* EXERCISE GOAL
Scan the entries and tally the lines that include the string "Transfer". Reply with the figure alone.

* INFORMATION SUPPLIED
-- Start --

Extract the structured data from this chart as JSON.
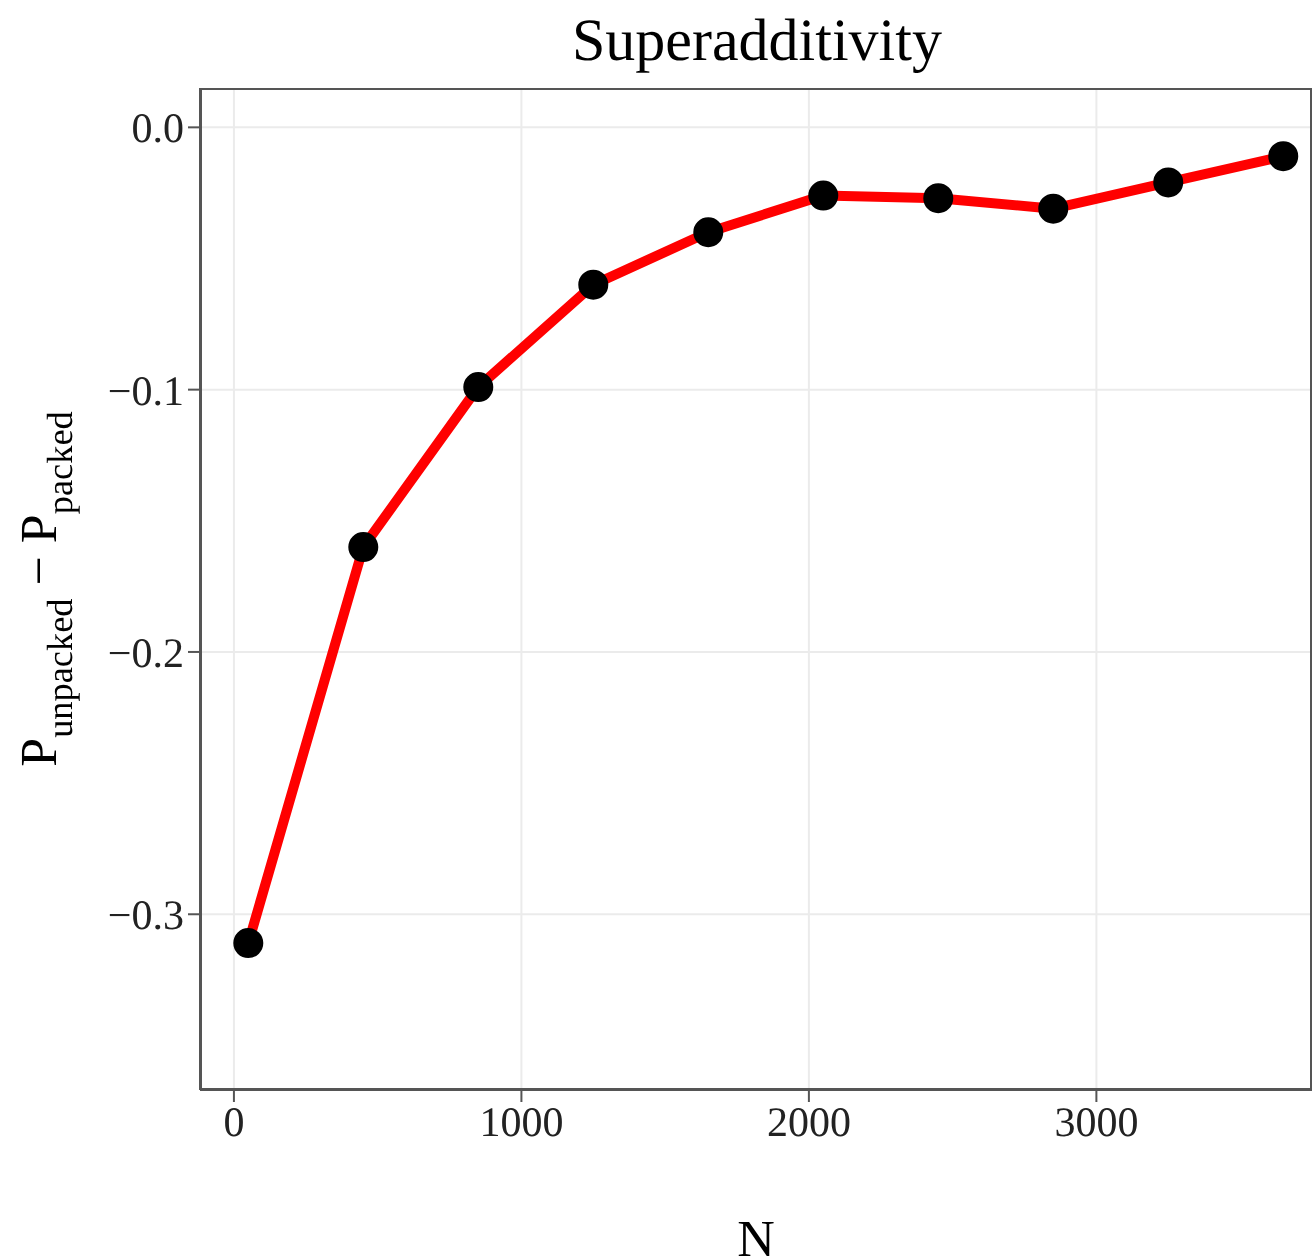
{
  "chart_data": {
    "type": "line",
    "title": "Superadditivity",
    "xlabel": "N",
    "ylabel": "P$_{unpacked}$ − P$_{packed}$",
    "x": [
      50,
      450,
      850,
      1250,
      1650,
      2050,
      2450,
      2850,
      3250,
      3650
    ],
    "series": [
      {
        "color": "#ff0000",
        "values": [
          -0.311,
          -0.16,
          -0.099,
          -0.06,
          -0.04,
          -0.026,
          -0.027,
          -0.031,
          -0.021,
          -0.011
        ]
      }
    ],
    "xlim": [
      -118,
      3750
    ],
    "xticks": [
      0,
      1000,
      2000,
      3000
    ],
    "ylim": [
      -0.367,
      0.015
    ],
    "yticks": [
      {
        "value": 0,
        "label": "0.0"
      },
      {
        "value": -0.1,
        "label": "−0.1"
      },
      {
        "value": -0.2,
        "label": "−0.2"
      },
      {
        "value": -0.3,
        "label": "−0.3"
      }
    ],
    "grid": true,
    "marker": "circle",
    "line_style": "solid"
  }
}
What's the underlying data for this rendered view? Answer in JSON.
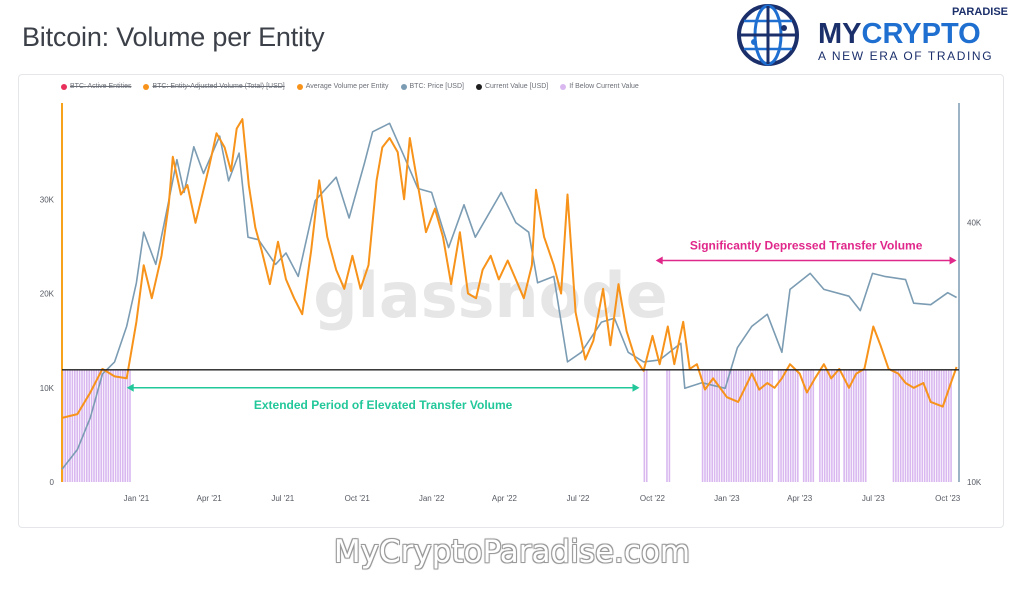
{
  "page": {
    "title": "Bitcoin: Volume per Entity",
    "footer_url": "MyCryptoParadise.com"
  },
  "logo": {
    "line_top": "PARADISE",
    "brand_dark": "MY",
    "brand_accent": "CRYPTO",
    "tagline": "A NEW ERA OF TRADING",
    "colors": {
      "dark": "#1b2f6b",
      "accent": "#1f6fd1"
    }
  },
  "colors": {
    "volume_per_entity": "#f7931a",
    "btc_price": "#7b9cb3",
    "current_value": "#1e1e1e",
    "below_current": "#d9b8f0",
    "active_entities": "#e8305a",
    "annotation_green": "#22c79a",
    "annotation_pink": "#e0278a",
    "left_axis_line": "#f7a21b",
    "right_axis_line": "#7b9cb3"
  },
  "chart_data": {
    "type": "line",
    "legend": [
      {
        "label": "BTC: Active Entities",
        "color": "#e8305a",
        "disabled": true
      },
      {
        "label": "BTC: Entity-Adjusted Volume (Total) [USD]",
        "color": "#f7931a",
        "disabled": true
      },
      {
        "label": "Average Volume per Entity",
        "color": "#f7931a",
        "disabled": false
      },
      {
        "label": "BTC: Price [USD]",
        "color": "#7b9cb3",
        "disabled": false
      },
      {
        "label": "Current Value [USD]",
        "color": "#1e1e1e",
        "disabled": false
      },
      {
        "label": "If Below Current Value",
        "color": "#d9b8f0",
        "disabled": false
      }
    ],
    "watermark": "glassnode",
    "x_range": [
      "2020-10-01",
      "2023-10-15"
    ],
    "x_ticks": [
      {
        "label": "Jan '21",
        "date": "2021-01-01"
      },
      {
        "label": "Apr '21",
        "date": "2021-04-01"
      },
      {
        "label": "Jul '21",
        "date": "2021-07-01"
      },
      {
        "label": "Oct '21",
        "date": "2021-10-01"
      },
      {
        "label": "Jan '22",
        "date": "2022-01-01"
      },
      {
        "label": "Apr '22",
        "date": "2022-04-01"
      },
      {
        "label": "Jul '22",
        "date": "2022-07-01"
      },
      {
        "label": "Oct '22",
        "date": "2022-10-01"
      },
      {
        "label": "Jan '23",
        "date": "2023-01-01"
      },
      {
        "label": "Apr '23",
        "date": "2023-04-01"
      },
      {
        "label": "Jul '23",
        "date": "2023-07-01"
      },
      {
        "label": "Oct '23",
        "date": "2023-10-01"
      }
    ],
    "y_left": {
      "range": [
        0,
        40000
      ],
      "ticks": [
        {
          "label": "0",
          "value": 0
        },
        {
          "label": "10K",
          "value": 10000
        },
        {
          "label": "20K",
          "value": 20000
        },
        {
          "label": "30K",
          "value": 30000
        }
      ]
    },
    "y_right": {
      "scale": "log",
      "range": [
        10000,
        75000
      ],
      "ticks": [
        {
          "label": "10K",
          "value": 10000
        },
        {
          "label": "40K",
          "value": 40000
        }
      ]
    },
    "current_value": 11900,
    "series": [
      {
        "name": "Average Volume per Entity",
        "axis": "left",
        "points": [
          [
            "2020-10-01",
            6800
          ],
          [
            "2020-10-20",
            7200
          ],
          [
            "2020-11-05",
            9500
          ],
          [
            "2020-11-20",
            12000
          ],
          [
            "2020-12-05",
            11200
          ],
          [
            "2020-12-20",
            11000
          ],
          [
            "2021-01-01",
            17000
          ],
          [
            "2021-01-10",
            23000
          ],
          [
            "2021-01-20",
            19500
          ],
          [
            "2021-02-01",
            24000
          ],
          [
            "2021-02-10",
            29500
          ],
          [
            "2021-02-15",
            34500
          ],
          [
            "2021-02-25",
            30500
          ],
          [
            "2021-03-05",
            31500
          ],
          [
            "2021-03-15",
            27500
          ],
          [
            "2021-03-25",
            31000
          ],
          [
            "2021-04-01",
            33500
          ],
          [
            "2021-04-10",
            37000
          ],
          [
            "2021-04-20",
            35500
          ],
          [
            "2021-04-28",
            33000
          ],
          [
            "2021-05-05",
            37500
          ],
          [
            "2021-05-12",
            38500
          ],
          [
            "2021-05-20",
            31500
          ],
          [
            "2021-05-28",
            27000
          ],
          [
            "2021-06-05",
            24500
          ],
          [
            "2021-06-15",
            21000
          ],
          [
            "2021-06-25",
            25500
          ],
          [
            "2021-07-05",
            21500
          ],
          [
            "2021-07-15",
            19500
          ],
          [
            "2021-07-25",
            17800
          ],
          [
            "2021-08-05",
            24500
          ],
          [
            "2021-08-15",
            32000
          ],
          [
            "2021-08-25",
            26000
          ],
          [
            "2021-09-05",
            22500
          ],
          [
            "2021-09-15",
            20500
          ],
          [
            "2021-09-25",
            24000
          ],
          [
            "2021-10-05",
            20500
          ],
          [
            "2021-10-15",
            23000
          ],
          [
            "2021-10-25",
            32000
          ],
          [
            "2021-11-01",
            35500
          ],
          [
            "2021-11-10",
            36500
          ],
          [
            "2021-11-20",
            35000
          ],
          [
            "2021-11-28",
            30000
          ],
          [
            "2021-12-05",
            36500
          ],
          [
            "2021-12-15",
            31500
          ],
          [
            "2021-12-25",
            26500
          ],
          [
            "2022-01-05",
            29000
          ],
          [
            "2022-01-15",
            26000
          ],
          [
            "2022-01-25",
            21000
          ],
          [
            "2022-02-05",
            26500
          ],
          [
            "2022-02-15",
            20000
          ],
          [
            "2022-02-25",
            19500
          ],
          [
            "2022-03-05",
            22500
          ],
          [
            "2022-03-15",
            24000
          ],
          [
            "2022-03-25",
            21500
          ],
          [
            "2022-04-05",
            23500
          ],
          [
            "2022-04-15",
            21500
          ],
          [
            "2022-04-25",
            19500
          ],
          [
            "2022-05-05",
            23000
          ],
          [
            "2022-05-10",
            31000
          ],
          [
            "2022-05-20",
            26000
          ],
          [
            "2022-06-01",
            23000
          ],
          [
            "2022-06-10",
            20000
          ],
          [
            "2022-06-18",
            30500
          ],
          [
            "2022-06-28",
            18000
          ],
          [
            "2022-07-10",
            13000
          ],
          [
            "2022-07-20",
            15000
          ],
          [
            "2022-08-01",
            20500
          ],
          [
            "2022-08-10",
            14500
          ],
          [
            "2022-08-20",
            21000
          ],
          [
            "2022-08-30",
            16000
          ],
          [
            "2022-09-10",
            13000
          ],
          [
            "2022-09-20",
            11800
          ],
          [
            "2022-10-01",
            15500
          ],
          [
            "2022-10-10",
            12500
          ],
          [
            "2022-10-20",
            16500
          ],
          [
            "2022-10-28",
            12500
          ],
          [
            "2022-11-08",
            17000
          ],
          [
            "2022-11-16",
            12000
          ],
          [
            "2022-11-25",
            12500
          ],
          [
            "2022-12-05",
            9800
          ],
          [
            "2022-12-15",
            11000
          ],
          [
            "2023-01-01",
            9000
          ],
          [
            "2023-01-15",
            8500
          ],
          [
            "2023-02-01",
            11500
          ],
          [
            "2023-02-10",
            9800
          ],
          [
            "2023-02-20",
            10500
          ],
          [
            "2023-03-01",
            10000
          ],
          [
            "2023-03-10",
            11000
          ],
          [
            "2023-03-20",
            12500
          ],
          [
            "2023-04-01",
            11500
          ],
          [
            "2023-04-10",
            9500
          ],
          [
            "2023-04-20",
            11000
          ],
          [
            "2023-05-01",
            12500
          ],
          [
            "2023-05-10",
            11000
          ],
          [
            "2023-05-20",
            12000
          ],
          [
            "2023-06-01",
            10000
          ],
          [
            "2023-06-10",
            11500
          ],
          [
            "2023-06-20",
            12000
          ],
          [
            "2023-07-01",
            16500
          ],
          [
            "2023-07-10",
            14500
          ],
          [
            "2023-07-20",
            12000
          ],
          [
            "2023-08-01",
            11500
          ],
          [
            "2023-08-10",
            10500
          ],
          [
            "2023-08-20",
            10000
          ],
          [
            "2023-09-01",
            10500
          ],
          [
            "2023-09-10",
            8500
          ],
          [
            "2023-09-25",
            8000
          ],
          [
            "2023-10-05",
            10500
          ],
          [
            "2023-10-12",
            12200
          ]
        ]
      },
      {
        "name": "BTC: Price [USD]",
        "axis": "right",
        "points": [
          [
            "2020-10-01",
            10700
          ],
          [
            "2020-10-20",
            11900
          ],
          [
            "2020-11-05",
            14100
          ],
          [
            "2020-11-20",
            17800
          ],
          [
            "2020-12-05",
            19000
          ],
          [
            "2020-12-20",
            23000
          ],
          [
            "2021-01-01",
            29000
          ],
          [
            "2021-01-10",
            38000
          ],
          [
            "2021-01-25",
            32000
          ],
          [
            "2021-02-10",
            45000
          ],
          [
            "2021-02-20",
            56000
          ],
          [
            "2021-03-01",
            47000
          ],
          [
            "2021-03-13",
            60000
          ],
          [
            "2021-03-25",
            52000
          ],
          [
            "2021-04-14",
            63500
          ],
          [
            "2021-04-25",
            50000
          ],
          [
            "2021-05-08",
            58000
          ],
          [
            "2021-05-19",
            37000
          ],
          [
            "2021-06-01",
            36500
          ],
          [
            "2021-06-22",
            32000
          ],
          [
            "2021-07-05",
            34000
          ],
          [
            "2021-07-20",
            30000
          ],
          [
            "2021-08-10",
            45000
          ],
          [
            "2021-09-05",
            51000
          ],
          [
            "2021-09-21",
            41000
          ],
          [
            "2021-10-10",
            55000
          ],
          [
            "2021-10-20",
            65000
          ],
          [
            "2021-11-10",
            68000
          ],
          [
            "2021-11-28",
            57000
          ],
          [
            "2021-12-15",
            48000
          ],
          [
            "2022-01-01",
            47000
          ],
          [
            "2022-01-22",
            35000
          ],
          [
            "2022-02-10",
            44000
          ],
          [
            "2022-02-24",
            37000
          ],
          [
            "2022-03-28",
            47000
          ],
          [
            "2022-04-15",
            40000
          ],
          [
            "2022-05-01",
            38000
          ],
          [
            "2022-05-12",
            29000
          ],
          [
            "2022-06-01",
            30000
          ],
          [
            "2022-06-18",
            19000
          ],
          [
            "2022-07-05",
            20000
          ],
          [
            "2022-07-30",
            23500
          ],
          [
            "2022-08-15",
            24000
          ],
          [
            "2022-09-01",
            20000
          ],
          [
            "2022-09-20",
            19000
          ],
          [
            "2022-10-10",
            19200
          ],
          [
            "2022-11-05",
            21000
          ],
          [
            "2022-11-10",
            16500
          ],
          [
            "2022-12-01",
            17000
          ],
          [
            "2022-12-30",
            16500
          ],
          [
            "2023-01-14",
            20500
          ],
          [
            "2023-02-01",
            23000
          ],
          [
            "2023-02-20",
            24500
          ],
          [
            "2023-03-10",
            20000
          ],
          [
            "2023-03-20",
            28000
          ],
          [
            "2023-04-14",
            30500
          ],
          [
            "2023-05-01",
            28000
          ],
          [
            "2023-06-01",
            27000
          ],
          [
            "2023-06-15",
            25000
          ],
          [
            "2023-06-30",
            30500
          ],
          [
            "2023-07-15",
            30000
          ],
          [
            "2023-08-10",
            29500
          ],
          [
            "2023-08-20",
            26000
          ],
          [
            "2023-09-10",
            25800
          ],
          [
            "2023-10-01",
            27500
          ],
          [
            "2023-10-12",
            26800
          ]
        ]
      }
    ],
    "below_current_ranges": [
      [
        "2020-10-01",
        "2020-12-25"
      ],
      [
        "2022-09-20",
        "2022-09-24"
      ],
      [
        "2022-10-18",
        "2022-10-21"
      ],
      [
        "2022-12-01",
        "2023-02-28"
      ],
      [
        "2023-03-05",
        "2023-03-30"
      ],
      [
        "2023-04-05",
        "2023-04-18"
      ],
      [
        "2023-04-25",
        "2023-05-20"
      ],
      [
        "2023-05-25",
        "2023-06-22"
      ],
      [
        "2023-07-25",
        "2023-10-05"
      ]
    ],
    "annotations": [
      {
        "text": "Extended Period of Elevated Transfer Volume",
        "color": "#22c79a",
        "from": "2020-12-20",
        "to": "2022-09-15",
        "value": 10000
      },
      {
        "text": "Significantly Depressed Transfer Volume",
        "color": "#e0278a",
        "from": "2022-10-05",
        "to": "2023-10-12",
        "value": 23500
      }
    ]
  }
}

-- End --

* SOLUTION TO THE EXERCISE
2